■ **Task brief**:
Find the word "type" in the material below and gather every line that contains it.

++++ Records shown

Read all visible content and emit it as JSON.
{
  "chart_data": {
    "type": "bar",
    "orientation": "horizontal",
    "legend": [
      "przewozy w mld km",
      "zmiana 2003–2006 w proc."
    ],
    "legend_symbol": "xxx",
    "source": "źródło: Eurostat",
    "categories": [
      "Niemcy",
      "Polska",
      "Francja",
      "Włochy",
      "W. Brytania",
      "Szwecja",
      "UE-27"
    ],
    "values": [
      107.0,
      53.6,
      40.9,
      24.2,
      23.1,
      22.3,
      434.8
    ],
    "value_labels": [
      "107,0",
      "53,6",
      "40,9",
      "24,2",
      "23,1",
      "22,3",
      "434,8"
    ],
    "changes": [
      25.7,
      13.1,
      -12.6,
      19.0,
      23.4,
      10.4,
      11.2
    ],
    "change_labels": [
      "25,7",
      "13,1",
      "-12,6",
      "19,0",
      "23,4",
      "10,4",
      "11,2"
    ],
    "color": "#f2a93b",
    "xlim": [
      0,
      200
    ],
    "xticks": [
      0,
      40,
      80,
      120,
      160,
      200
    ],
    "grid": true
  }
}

++++++++
++++ Records shown

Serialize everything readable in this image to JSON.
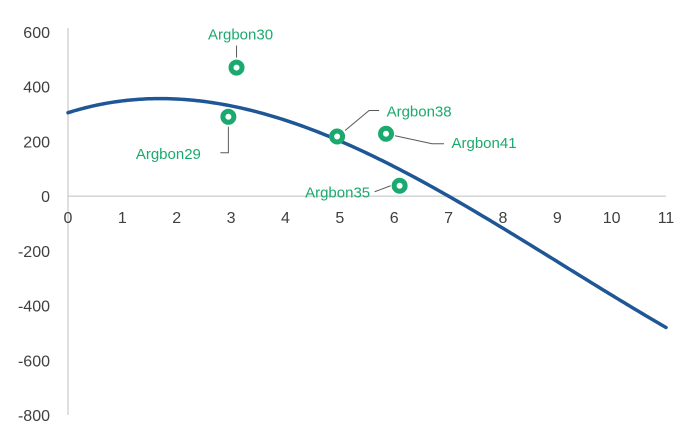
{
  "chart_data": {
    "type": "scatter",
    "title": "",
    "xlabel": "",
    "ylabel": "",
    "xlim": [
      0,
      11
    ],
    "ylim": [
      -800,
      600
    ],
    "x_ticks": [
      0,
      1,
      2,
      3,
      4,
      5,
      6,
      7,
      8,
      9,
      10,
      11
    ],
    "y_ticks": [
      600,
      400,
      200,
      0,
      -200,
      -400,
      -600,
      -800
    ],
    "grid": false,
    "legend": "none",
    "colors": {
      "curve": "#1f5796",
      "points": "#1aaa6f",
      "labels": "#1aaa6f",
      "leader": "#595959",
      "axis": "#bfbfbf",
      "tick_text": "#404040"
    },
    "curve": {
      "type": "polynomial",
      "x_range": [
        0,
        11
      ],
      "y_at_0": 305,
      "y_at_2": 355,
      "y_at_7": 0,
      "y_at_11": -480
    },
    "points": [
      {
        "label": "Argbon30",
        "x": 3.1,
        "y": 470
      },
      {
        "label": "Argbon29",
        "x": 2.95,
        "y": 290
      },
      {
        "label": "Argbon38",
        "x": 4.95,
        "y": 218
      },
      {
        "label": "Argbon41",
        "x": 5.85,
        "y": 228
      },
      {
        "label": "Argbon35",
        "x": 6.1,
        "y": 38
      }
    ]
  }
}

++++++++

■ **Written solution**:
    "type": "bar",
    "type": "scatter",
      "type": "polynomial",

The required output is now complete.